## START Supplied records
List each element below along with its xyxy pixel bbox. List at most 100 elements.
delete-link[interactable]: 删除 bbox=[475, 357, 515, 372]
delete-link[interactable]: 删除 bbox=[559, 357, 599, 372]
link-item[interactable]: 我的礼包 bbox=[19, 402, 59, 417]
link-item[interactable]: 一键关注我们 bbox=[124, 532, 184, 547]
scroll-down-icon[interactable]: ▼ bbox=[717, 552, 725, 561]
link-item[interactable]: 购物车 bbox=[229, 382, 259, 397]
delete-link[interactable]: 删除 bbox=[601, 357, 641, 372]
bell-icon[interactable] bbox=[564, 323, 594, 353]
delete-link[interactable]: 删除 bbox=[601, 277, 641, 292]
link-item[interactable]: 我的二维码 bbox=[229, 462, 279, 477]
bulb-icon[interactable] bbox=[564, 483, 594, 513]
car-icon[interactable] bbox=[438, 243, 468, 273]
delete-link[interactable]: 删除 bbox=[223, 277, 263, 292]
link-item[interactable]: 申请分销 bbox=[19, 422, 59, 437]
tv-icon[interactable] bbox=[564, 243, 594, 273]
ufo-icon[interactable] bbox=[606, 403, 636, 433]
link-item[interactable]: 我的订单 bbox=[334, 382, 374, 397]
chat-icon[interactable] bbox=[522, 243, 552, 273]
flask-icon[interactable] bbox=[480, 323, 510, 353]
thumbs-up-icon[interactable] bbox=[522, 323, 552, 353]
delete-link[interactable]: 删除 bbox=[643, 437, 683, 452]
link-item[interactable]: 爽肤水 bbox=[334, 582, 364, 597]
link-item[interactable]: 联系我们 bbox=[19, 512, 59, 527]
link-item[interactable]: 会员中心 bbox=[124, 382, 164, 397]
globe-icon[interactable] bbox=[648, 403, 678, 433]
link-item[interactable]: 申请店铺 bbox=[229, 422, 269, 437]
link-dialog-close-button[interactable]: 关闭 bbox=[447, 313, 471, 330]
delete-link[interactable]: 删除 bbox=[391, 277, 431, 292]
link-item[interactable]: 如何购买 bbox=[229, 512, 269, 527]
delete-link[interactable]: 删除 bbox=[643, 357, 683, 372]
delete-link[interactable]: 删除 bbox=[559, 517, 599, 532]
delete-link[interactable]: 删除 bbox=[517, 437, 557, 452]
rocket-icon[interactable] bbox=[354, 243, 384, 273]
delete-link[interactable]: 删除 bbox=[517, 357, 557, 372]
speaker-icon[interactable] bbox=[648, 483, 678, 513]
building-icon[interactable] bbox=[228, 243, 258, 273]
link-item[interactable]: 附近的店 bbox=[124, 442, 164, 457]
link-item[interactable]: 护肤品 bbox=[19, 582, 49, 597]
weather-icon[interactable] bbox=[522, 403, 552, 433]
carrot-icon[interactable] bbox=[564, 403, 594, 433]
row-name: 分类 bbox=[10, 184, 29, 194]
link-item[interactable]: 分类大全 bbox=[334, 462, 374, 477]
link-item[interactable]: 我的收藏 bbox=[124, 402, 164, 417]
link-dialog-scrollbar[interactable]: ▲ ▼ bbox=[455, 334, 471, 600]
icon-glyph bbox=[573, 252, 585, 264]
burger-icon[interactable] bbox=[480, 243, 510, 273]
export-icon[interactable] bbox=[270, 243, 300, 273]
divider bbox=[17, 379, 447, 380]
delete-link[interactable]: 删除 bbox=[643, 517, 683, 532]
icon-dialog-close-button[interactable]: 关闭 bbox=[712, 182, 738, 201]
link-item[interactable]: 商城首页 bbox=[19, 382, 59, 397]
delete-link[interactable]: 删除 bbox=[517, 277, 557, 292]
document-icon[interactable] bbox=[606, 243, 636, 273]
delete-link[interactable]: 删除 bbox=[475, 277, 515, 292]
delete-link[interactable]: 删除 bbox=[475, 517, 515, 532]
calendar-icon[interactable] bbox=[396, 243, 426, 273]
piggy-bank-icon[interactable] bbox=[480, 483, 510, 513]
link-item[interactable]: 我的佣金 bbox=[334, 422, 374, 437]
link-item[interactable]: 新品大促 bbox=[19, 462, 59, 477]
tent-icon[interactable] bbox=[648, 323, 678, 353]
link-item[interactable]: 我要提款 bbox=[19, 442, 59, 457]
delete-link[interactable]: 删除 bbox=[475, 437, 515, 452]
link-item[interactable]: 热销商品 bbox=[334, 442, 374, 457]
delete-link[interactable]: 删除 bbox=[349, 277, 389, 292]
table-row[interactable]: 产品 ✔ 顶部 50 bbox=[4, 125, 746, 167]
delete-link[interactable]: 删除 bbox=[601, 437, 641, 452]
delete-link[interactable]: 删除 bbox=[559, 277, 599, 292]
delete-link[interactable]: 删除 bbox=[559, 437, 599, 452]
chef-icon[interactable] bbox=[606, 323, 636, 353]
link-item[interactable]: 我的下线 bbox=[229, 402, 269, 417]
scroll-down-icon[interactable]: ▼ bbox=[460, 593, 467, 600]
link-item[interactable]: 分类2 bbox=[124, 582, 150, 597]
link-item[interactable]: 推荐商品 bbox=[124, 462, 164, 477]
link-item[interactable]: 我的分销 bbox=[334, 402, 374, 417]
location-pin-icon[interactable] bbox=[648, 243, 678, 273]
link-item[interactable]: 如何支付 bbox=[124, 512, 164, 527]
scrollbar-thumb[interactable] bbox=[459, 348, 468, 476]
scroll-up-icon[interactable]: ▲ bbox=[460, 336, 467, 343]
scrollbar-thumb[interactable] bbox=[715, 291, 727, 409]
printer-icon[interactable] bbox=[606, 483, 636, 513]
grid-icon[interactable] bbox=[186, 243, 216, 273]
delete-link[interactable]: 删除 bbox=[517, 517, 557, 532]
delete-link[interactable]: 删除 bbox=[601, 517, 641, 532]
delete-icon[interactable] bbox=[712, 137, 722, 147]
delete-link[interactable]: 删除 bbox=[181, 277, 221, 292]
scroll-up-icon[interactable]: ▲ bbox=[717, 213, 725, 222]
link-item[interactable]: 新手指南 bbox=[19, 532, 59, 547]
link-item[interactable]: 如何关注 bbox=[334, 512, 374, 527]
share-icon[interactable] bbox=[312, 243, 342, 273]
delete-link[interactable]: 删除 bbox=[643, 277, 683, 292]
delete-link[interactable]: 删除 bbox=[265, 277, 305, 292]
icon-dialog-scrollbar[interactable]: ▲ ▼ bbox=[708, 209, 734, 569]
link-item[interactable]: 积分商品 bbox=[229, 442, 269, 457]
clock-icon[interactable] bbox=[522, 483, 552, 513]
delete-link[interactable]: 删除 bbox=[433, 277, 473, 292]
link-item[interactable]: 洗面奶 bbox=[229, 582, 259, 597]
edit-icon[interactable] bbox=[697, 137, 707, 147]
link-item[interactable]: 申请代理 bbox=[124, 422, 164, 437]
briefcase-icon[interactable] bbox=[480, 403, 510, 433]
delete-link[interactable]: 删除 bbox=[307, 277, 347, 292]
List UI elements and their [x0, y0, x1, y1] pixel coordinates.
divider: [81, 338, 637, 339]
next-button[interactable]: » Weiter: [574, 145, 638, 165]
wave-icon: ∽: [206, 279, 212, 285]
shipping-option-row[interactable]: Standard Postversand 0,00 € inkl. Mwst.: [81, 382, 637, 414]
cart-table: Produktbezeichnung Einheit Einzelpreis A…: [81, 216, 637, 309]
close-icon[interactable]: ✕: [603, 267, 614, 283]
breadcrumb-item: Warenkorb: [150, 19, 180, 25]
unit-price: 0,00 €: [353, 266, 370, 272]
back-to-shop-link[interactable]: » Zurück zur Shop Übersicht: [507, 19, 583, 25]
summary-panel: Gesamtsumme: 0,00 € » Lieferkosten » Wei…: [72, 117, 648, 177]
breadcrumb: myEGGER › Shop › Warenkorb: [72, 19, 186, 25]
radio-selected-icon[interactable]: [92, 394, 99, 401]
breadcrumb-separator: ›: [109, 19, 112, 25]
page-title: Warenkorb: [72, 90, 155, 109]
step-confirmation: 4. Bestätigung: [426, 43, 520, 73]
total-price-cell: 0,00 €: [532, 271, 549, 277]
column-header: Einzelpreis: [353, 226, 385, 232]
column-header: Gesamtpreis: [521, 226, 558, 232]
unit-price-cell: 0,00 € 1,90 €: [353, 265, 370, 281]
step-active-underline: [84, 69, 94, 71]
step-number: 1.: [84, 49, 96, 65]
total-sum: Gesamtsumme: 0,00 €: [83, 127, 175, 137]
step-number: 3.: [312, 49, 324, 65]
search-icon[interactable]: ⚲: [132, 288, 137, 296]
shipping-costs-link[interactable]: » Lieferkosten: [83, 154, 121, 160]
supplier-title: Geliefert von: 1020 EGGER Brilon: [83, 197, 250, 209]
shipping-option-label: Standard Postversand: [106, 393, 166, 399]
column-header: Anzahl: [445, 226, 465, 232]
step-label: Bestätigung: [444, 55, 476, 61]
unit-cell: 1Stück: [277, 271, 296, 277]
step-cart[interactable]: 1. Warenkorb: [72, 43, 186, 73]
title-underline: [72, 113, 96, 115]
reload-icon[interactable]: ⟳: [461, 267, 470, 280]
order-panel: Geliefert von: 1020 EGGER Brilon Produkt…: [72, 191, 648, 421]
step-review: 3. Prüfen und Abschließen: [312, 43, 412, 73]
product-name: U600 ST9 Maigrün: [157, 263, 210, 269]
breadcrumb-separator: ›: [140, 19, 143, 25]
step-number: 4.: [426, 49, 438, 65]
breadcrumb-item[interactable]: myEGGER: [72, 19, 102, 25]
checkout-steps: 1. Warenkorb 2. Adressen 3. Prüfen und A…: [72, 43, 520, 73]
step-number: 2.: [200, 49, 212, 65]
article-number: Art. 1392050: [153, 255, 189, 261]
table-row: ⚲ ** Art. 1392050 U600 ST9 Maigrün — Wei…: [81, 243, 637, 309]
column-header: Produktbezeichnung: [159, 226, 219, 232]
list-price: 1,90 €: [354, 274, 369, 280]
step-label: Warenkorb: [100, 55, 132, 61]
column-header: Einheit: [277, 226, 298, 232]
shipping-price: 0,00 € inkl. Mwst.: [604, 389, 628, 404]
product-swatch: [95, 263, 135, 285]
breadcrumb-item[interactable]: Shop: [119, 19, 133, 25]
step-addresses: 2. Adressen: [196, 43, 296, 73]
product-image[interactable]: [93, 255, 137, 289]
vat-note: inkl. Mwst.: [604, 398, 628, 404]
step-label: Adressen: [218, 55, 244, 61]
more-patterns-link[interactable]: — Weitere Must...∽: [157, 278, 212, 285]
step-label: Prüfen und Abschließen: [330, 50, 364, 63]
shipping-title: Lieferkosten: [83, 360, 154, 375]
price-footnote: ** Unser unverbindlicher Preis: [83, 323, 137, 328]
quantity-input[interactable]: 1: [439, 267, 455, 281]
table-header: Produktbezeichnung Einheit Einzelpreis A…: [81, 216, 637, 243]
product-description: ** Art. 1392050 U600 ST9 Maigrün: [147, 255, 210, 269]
## END Supplied records
# Task directions:
Reproduce the records unchanged from their first line down to the line containing "link-item[interactable]: 我的礼包 bbox=[19, 402, 59, 417]", including that line.

# Output for this task:
List each element below along with its xyxy pixel bbox. List at most 100 elements.
delete-link[interactable]: 删除 bbox=[475, 357, 515, 372]
delete-link[interactable]: 删除 bbox=[559, 357, 599, 372]
link-item[interactable]: 我的礼包 bbox=[19, 402, 59, 417]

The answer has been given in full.